REQUIRED TASK: Transcribe the listing exactly, leaving out every picture.

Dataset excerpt
BEGIN
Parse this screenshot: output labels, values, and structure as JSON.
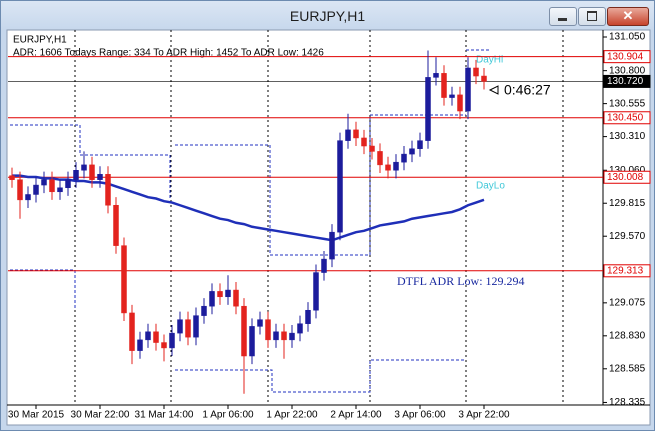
{
  "window_title": "EURJPY,H1",
  "chart_data": {
    "type": "candlestick",
    "labels": {
      "symbol": "EURJPY,H1",
      "adr_info": "ADR: 1606  Todays Range: 334  To ADR High: 1452  To ADR Low: 1426",
      "timer": "0:46:27",
      "day_high": "DayHi",
      "day_low": "DayLo",
      "adr_low": "DTFL ADR Low: 129.294"
    },
    "categories": [
      null,
      null,
      null,
      "30 Mar 2015",
      null,
      null,
      null,
      null,
      null,
      null,
      null,
      "30 Mar 22:00",
      null,
      null,
      null,
      null,
      null,
      null,
      null,
      "31 Mar 14:00",
      null,
      null,
      null,
      null,
      null,
      null,
      null,
      "1 Apr 06:00",
      null,
      null,
      null,
      null,
      null,
      null,
      null,
      "1 Apr 22:00",
      null,
      null,
      null,
      null,
      null,
      null,
      null,
      "2 Apr 14:00",
      null,
      null,
      null,
      null,
      null,
      null,
      null,
      "3 Apr 06:00",
      null,
      null,
      null,
      null,
      null,
      null,
      null,
      "3 Apr 22:00"
    ],
    "open": [
      130.02,
      129.99,
      129.84,
      129.88,
      129.95,
      129.99,
      129.9,
      129.93,
      129.99,
      130.06,
      130.1,
      129.99,
      130.03,
      129.8,
      129.5,
      129.0,
      128.72,
      128.8,
      128.86,
      128.78,
      128.74,
      128.85,
      128.95,
      128.82,
      128.98,
      129.05,
      129.16,
      129.12,
      129.17,
      129.05,
      128.68,
      128.9,
      128.95,
      128.8,
      128.86,
      128.8,
      128.85,
      128.92,
      129.02,
      129.3,
      129.4,
      129.6,
      130.28,
      130.36,
      130.3,
      130.24,
      130.2,
      130.1,
      130.06,
      130.12,
      130.18,
      130.22,
      130.28,
      130.75,
      130.78,
      130.6,
      130.62,
      130.5,
      130.82,
      130.76
    ],
    "high": [
      130.08,
      130.05,
      129.94,
      130.01,
      130.05,
      130.05,
      129.99,
      130.05,
      130.12,
      130.2,
      130.16,
      130.09,
      130.09,
      129.86,
      129.56,
      129.06,
      128.86,
      128.92,
      128.92,
      128.84,
      128.91,
      129.01,
      129.01,
      129.04,
      129.11,
      129.22,
      129.22,
      129.28,
      129.23,
      129.11,
      128.96,
      129.01,
      129.01,
      128.92,
      128.92,
      128.91,
      128.98,
      129.08,
      129.36,
      129.46,
      129.66,
      130.34,
      130.48,
      130.42,
      130.36,
      130.3,
      130.26,
      130.16,
      130.18,
      130.24,
      130.28,
      130.34,
      130.95,
      130.9,
      130.84,
      130.68,
      130.68,
      130.9,
      130.88,
      130.82
    ],
    "low": [
      129.93,
      129.7,
      129.78,
      129.82,
      129.89,
      129.84,
      129.84,
      129.87,
      129.93,
      130.0,
      129.93,
      129.93,
      129.74,
      129.44,
      128.94,
      128.62,
      128.66,
      128.74,
      128.72,
      128.64,
      128.68,
      128.79,
      128.76,
      128.76,
      128.92,
      128.99,
      129.06,
      129.06,
      128.99,
      128.4,
      128.62,
      128.84,
      128.74,
      128.74,
      128.66,
      128.74,
      128.79,
      128.86,
      128.96,
      129.24,
      129.34,
      129.54,
      130.22,
      130.24,
      130.18,
      130.14,
      130.04,
      130.0,
      130.0,
      130.06,
      130.12,
      130.16,
      130.22,
      130.69,
      130.54,
      130.54,
      130.44,
      130.44,
      130.7,
      130.66
    ],
    "close": [
      129.99,
      129.84,
      129.88,
      129.95,
      129.99,
      129.9,
      129.93,
      129.99,
      130.06,
      130.1,
      129.99,
      130.03,
      129.8,
      129.5,
      129.0,
      128.72,
      128.8,
      128.86,
      128.78,
      128.74,
      128.85,
      128.95,
      128.82,
      128.98,
      129.05,
      129.16,
      129.12,
      129.17,
      129.05,
      128.68,
      128.9,
      128.95,
      128.8,
      128.86,
      128.8,
      128.85,
      128.92,
      129.02,
      129.3,
      129.4,
      129.6,
      130.28,
      130.36,
      130.3,
      130.24,
      130.2,
      130.1,
      130.06,
      130.12,
      130.18,
      130.22,
      130.28,
      130.75,
      130.78,
      130.6,
      130.62,
      130.5,
      130.82,
      130.76,
      130.72
    ],
    "up_color": "#1c1c9c",
    "down_color": "#e3231e",
    "ma": {
      "color": "#1f2fb8",
      "values": [
        130.02,
        130.02,
        130.01,
        130.01,
        130.0,
        130.0,
        129.99,
        129.99,
        129.98,
        129.98,
        129.97,
        129.97,
        129.96,
        129.94,
        129.92,
        129.9,
        129.88,
        129.86,
        129.85,
        129.83,
        129.82,
        129.8,
        129.78,
        129.76,
        129.74,
        129.72,
        129.7,
        129.69,
        129.67,
        129.66,
        129.64,
        129.63,
        129.62,
        129.61,
        129.6,
        129.59,
        129.58,
        129.57,
        129.56,
        129.55,
        129.54,
        129.56,
        129.58,
        129.6,
        129.61,
        129.63,
        129.65,
        129.66,
        129.67,
        129.68,
        129.7,
        129.71,
        129.72,
        129.73,
        129.74,
        129.75,
        129.77,
        129.8,
        129.82,
        129.84
      ]
    },
    "levels": [
      {
        "value": 130.904,
        "label": "130.904",
        "color": "#e00000"
      },
      {
        "value": 130.72,
        "label": "130.720",
        "color": "#000000"
      },
      {
        "value": 130.45,
        "label": "130.450",
        "color": "#e00000"
      },
      {
        "value": 130.008,
        "label": "130.008",
        "color": "#e00000"
      },
      {
        "value": 129.313,
        "label": "129.313",
        "color": "#e00000"
      }
    ],
    "ylim": [
      128.316,
      131.102
    ],
    "yticks": [
      {
        "value": 131.05,
        "label": "131.050"
      },
      {
        "value": 130.8,
        "label": "130.800"
      },
      130.555,
      {
        "value": 130.31,
        "label": "130.310"
      },
      {
        "value": 130.06,
        "label": "130.060"
      },
      129.815,
      {
        "value": 129.57,
        "label": "129.570"
      },
      129.075,
      {
        "value": 128.83,
        "label": "128.830"
      },
      128.585,
      128.335
    ]
  }
}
END
RESPONSE:
Parse this screenshot: output labels, values, and structure as JSON.
{
  "window_title": "EURJPY,H1",
  "chart_data": {
    "type": "candlestick",
    "labels": {
      "symbol": "EURJPY,H1",
      "adr_info": "ADR: 1606  Todays Range: 334  To ADR High: 1452  To ADR Low: 1426",
      "timer": "0:46:27",
      "day_high": "DayHi",
      "day_low": "DayLo",
      "adr_low": "DTFL ADR Low: 129.294"
    },
    "categories": [
      null,
      null,
      null,
      "30 Mar 2015",
      null,
      null,
      null,
      null,
      null,
      null,
      null,
      "30 Mar 22:00",
      null,
      null,
      null,
      null,
      null,
      null,
      null,
      "31 Mar 14:00",
      null,
      null,
      null,
      null,
      null,
      null,
      null,
      "1 Apr 06:00",
      null,
      null,
      null,
      null,
      null,
      null,
      null,
      "1 Apr 22:00",
      null,
      null,
      null,
      null,
      null,
      null,
      null,
      "2 Apr 14:00",
      null,
      null,
      null,
      null,
      null,
      null,
      null,
      "3 Apr 06:00",
      null,
      null,
      null,
      null,
      null,
      null,
      null,
      "3 Apr 22:00"
    ],
    "open": [
      130.02,
      129.99,
      129.84,
      129.88,
      129.95,
      129.99,
      129.9,
      129.93,
      129.99,
      130.06,
      130.1,
      129.99,
      130.03,
      129.8,
      129.5,
      129.0,
      128.72,
      128.8,
      128.86,
      128.78,
      128.74,
      128.85,
      128.95,
      128.82,
      128.98,
      129.05,
      129.16,
      129.12,
      129.17,
      129.05,
      128.68,
      128.9,
      128.95,
      128.8,
      128.86,
      128.8,
      128.85,
      128.92,
      129.02,
      129.3,
      129.4,
      129.6,
      130.28,
      130.36,
      130.3,
      130.24,
      130.2,
      130.1,
      130.06,
      130.12,
      130.18,
      130.22,
      130.28,
      130.75,
      130.78,
      130.6,
      130.62,
      130.5,
      130.82,
      130.76
    ],
    "high": [
      130.08,
      130.05,
      129.94,
      130.01,
      130.05,
      130.05,
      129.99,
      130.05,
      130.12,
      130.2,
      130.16,
      130.09,
      130.09,
      129.86,
      129.56,
      129.06,
      128.86,
      128.92,
      128.92,
      128.84,
      128.91,
      129.01,
      129.01,
      129.04,
      129.11,
      129.22,
      129.22,
      129.28,
      129.23,
      129.11,
      128.96,
      129.01,
      129.01,
      128.92,
      128.92,
      128.91,
      128.98,
      129.08,
      129.36,
      129.46,
      129.66,
      130.34,
      130.48,
      130.42,
      130.36,
      130.3,
      130.26,
      130.16,
      130.18,
      130.24,
      130.28,
      130.34,
      130.95,
      130.9,
      130.84,
      130.68,
      130.68,
      130.9,
      130.88,
      130.82
    ],
    "low": [
      129.93,
      129.7,
      129.78,
      129.82,
      129.89,
      129.84,
      129.84,
      129.87,
      129.93,
      130.0,
      129.93,
      129.93,
      129.74,
      129.44,
      128.94,
      128.62,
      128.66,
      128.74,
      128.72,
      128.64,
      128.68,
      128.79,
      128.76,
      128.76,
      128.92,
      128.99,
      129.06,
      129.06,
      128.99,
      128.4,
      128.62,
      128.84,
      128.74,
      128.74,
      128.66,
      128.74,
      128.79,
      128.86,
      128.96,
      129.24,
      129.34,
      129.54,
      130.22,
      130.24,
      130.18,
      130.14,
      130.04,
      130.0,
      130.0,
      130.06,
      130.12,
      130.16,
      130.22,
      130.69,
      130.54,
      130.54,
      130.44,
      130.44,
      130.7,
      130.66
    ],
    "close": [
      129.99,
      129.84,
      129.88,
      129.95,
      129.99,
      129.9,
      129.93,
      129.99,
      130.06,
      130.1,
      129.99,
      130.03,
      129.8,
      129.5,
      129.0,
      128.72,
      128.8,
      128.86,
      128.78,
      128.74,
      128.85,
      128.95,
      128.82,
      128.98,
      129.05,
      129.16,
      129.12,
      129.17,
      129.05,
      128.68,
      128.9,
      128.95,
      128.8,
      128.86,
      128.8,
      128.85,
      128.92,
      129.02,
      129.3,
      129.4,
      129.6,
      130.28,
      130.36,
      130.3,
      130.24,
      130.2,
      130.1,
      130.06,
      130.12,
      130.18,
      130.22,
      130.28,
      130.75,
      130.78,
      130.6,
      130.62,
      130.5,
      130.82,
      130.76,
      130.72
    ],
    "up_color": "#1c1c9c",
    "down_color": "#e3231e",
    "ma": {
      "color": "#1f2fb8",
      "values": [
        130.02,
        130.02,
        130.01,
        130.01,
        130.0,
        130.0,
        129.99,
        129.99,
        129.98,
        129.98,
        129.97,
        129.97,
        129.96,
        129.94,
        129.92,
        129.9,
        129.88,
        129.86,
        129.85,
        129.83,
        129.82,
        129.8,
        129.78,
        129.76,
        129.74,
        129.72,
        129.7,
        129.69,
        129.67,
        129.66,
        129.64,
        129.63,
        129.62,
        129.61,
        129.6,
        129.59,
        129.58,
        129.57,
        129.56,
        129.55,
        129.54,
        129.56,
        129.58,
        129.6,
        129.61,
        129.63,
        129.65,
        129.66,
        129.67,
        129.68,
        129.7,
        129.71,
        129.72,
        129.73,
        129.74,
        129.75,
        129.77,
        129.8,
        129.82,
        129.84
      ]
    },
    "levels": [
      {
        "value": 130.904,
        "label": "130.904",
        "color": "#e00000"
      },
      {
        "value": 130.72,
        "label": "130.720",
        "color": "#000000"
      },
      {
        "value": 130.45,
        "label": "130.450",
        "color": "#e00000"
      },
      {
        "value": 130.008,
        "label": "130.008",
        "color": "#e00000"
      },
      {
        "value": 129.313,
        "label": "129.313",
        "color": "#e00000"
      }
    ],
    "ylim": [
      128.316,
      131.102
    ],
    "yticks": [
      {
        "value": 131.05,
        "label": "131.050"
      },
      {
        "value": 130.8,
        "label": "130.800"
      },
      130.555,
      {
        "value": 130.31,
        "label": "130.310"
      },
      {
        "value": 130.06,
        "label": "130.060"
      },
      129.815,
      {
        "value": 129.57,
        "label": "129.570"
      },
      129.075,
      {
        "value": 128.83,
        "label": "128.830"
      },
      128.585,
      128.335
    ]
  }
}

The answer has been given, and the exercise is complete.